Restate, word for word, all of the material shown below.

-- BEGIN --

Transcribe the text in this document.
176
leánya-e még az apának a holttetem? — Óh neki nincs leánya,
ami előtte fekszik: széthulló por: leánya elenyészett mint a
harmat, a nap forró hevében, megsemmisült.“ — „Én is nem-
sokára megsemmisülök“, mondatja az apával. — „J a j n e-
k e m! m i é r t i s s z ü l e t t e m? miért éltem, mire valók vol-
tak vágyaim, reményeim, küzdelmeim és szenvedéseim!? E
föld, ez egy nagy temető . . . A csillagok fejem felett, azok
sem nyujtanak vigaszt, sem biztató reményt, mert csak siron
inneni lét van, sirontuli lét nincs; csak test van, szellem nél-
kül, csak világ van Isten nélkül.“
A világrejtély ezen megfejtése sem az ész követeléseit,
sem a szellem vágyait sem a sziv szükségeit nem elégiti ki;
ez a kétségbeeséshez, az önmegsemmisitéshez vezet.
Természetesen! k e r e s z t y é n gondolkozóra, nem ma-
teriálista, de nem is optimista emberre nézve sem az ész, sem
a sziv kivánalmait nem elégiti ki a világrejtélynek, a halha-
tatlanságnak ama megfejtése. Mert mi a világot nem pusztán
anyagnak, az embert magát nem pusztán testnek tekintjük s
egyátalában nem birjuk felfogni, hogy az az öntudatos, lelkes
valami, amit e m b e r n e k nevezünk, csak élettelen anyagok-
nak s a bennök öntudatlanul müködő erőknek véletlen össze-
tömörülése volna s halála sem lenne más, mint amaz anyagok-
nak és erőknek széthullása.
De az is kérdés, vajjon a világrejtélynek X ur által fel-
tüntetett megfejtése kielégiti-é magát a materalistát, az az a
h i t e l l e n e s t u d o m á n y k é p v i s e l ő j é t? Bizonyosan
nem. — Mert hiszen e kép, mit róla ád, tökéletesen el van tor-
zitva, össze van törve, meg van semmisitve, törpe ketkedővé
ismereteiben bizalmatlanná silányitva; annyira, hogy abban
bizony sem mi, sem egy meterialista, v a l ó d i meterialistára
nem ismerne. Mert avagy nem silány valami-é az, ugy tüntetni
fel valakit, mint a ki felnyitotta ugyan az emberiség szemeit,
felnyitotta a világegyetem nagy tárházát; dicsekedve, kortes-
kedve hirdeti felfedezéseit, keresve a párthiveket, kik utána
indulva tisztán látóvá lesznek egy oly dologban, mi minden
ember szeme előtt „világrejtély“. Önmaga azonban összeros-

-- END --

EXERCISE RESPONSE:
Transcribe the text in this document.
176
leánya-e még az apának a holttetem? — Óh neki nincs leánya,
ami előtte fekszik: széthulló por: leánya elenyészett mint a
harmat, a nap forró hevében, megsemmisült.“ — „Én is nem-
sokára megsemmisülök“, mondatja az apával. — „J a j n e-
k e m! m i é r t i s s z ü l e t t e m? miért éltem, mire valók vol-
tak vágyaim, reményeim, küzdelmeim és szenvedéseim!? E
föld, ez egy nagy temető . . . A csillagok fejem felett, azok
sem nyujtanak vigaszt, sem biztató reményt, mert csak siron
inneni lét van, sirontuli lét nincs; csak test van, szellem nél-
kül, csak világ van Isten nélkül.“
A világrejtély ezen megfejtése sem az ész követeléseit,
sem a szellem vágyait sem a sziv szükségeit nem elégiti ki;
ez a kétségbeeséshez, az önmegsemmisitéshez vezet.
Természetesen! k e r e s z t y é n gondolkozóra, nem ma-
teriálista, de nem is optimista emberre nézve sem az ész, sem
a sziv kivánalmait nem elégiti ki a világrejtélynek, a halha-
tatlanságnak ama megfejtése. Mert mi a világot nem pusztán
anyagnak, az embert magát nem pusztán testnek tekintjük s
egyátalában nem birjuk felfogni, hogy az az öntudatos, lelkes
valami, amit e m b e r n e k nevezünk, csak élettelen anyagok-
nak s a bennök öntudatlanul müködő erőknek véletlen össze-
tömörülése volna s halála sem lenne más, mint amaz anyagok-
nak és erőknek széthullása.
De az is kérdés, vajjon a világrejtélynek X ur által fel-
tüntetett megfejtése kielégiti-é magát a materalistát, az az a
h i t e l l e n e s t u d o m á n y k é p v i s e l ő j é t? Bizonyosan
nem. — Mert hiszen e kép, mit róla ád, tökéletesen el van tor-
zitva, össze van törve, meg van semmisitve, törpe ketkedővé
ismereteiben bizalmatlanná silányitva; annyira, hogy abban
bizony sem mi, sem egy meterialista, v a l ó d i meterialistára
nem ismerne. Mert avagy nem silány valami-é az, ugy tüntetni
fel valakit, mint a ki felnyitotta ugyan az emberiség szemeit,
felnyitotta a világegyetem nagy tárházát; dicsekedve, kortes-
kedve hirdeti felfedezéseit, keresve a párthiveket, kik utána
indulva tisztán látóvá lesznek egy oly dologban, mi minden
ember szeme előtt „világrejtély“. Önmaga azonban összeros-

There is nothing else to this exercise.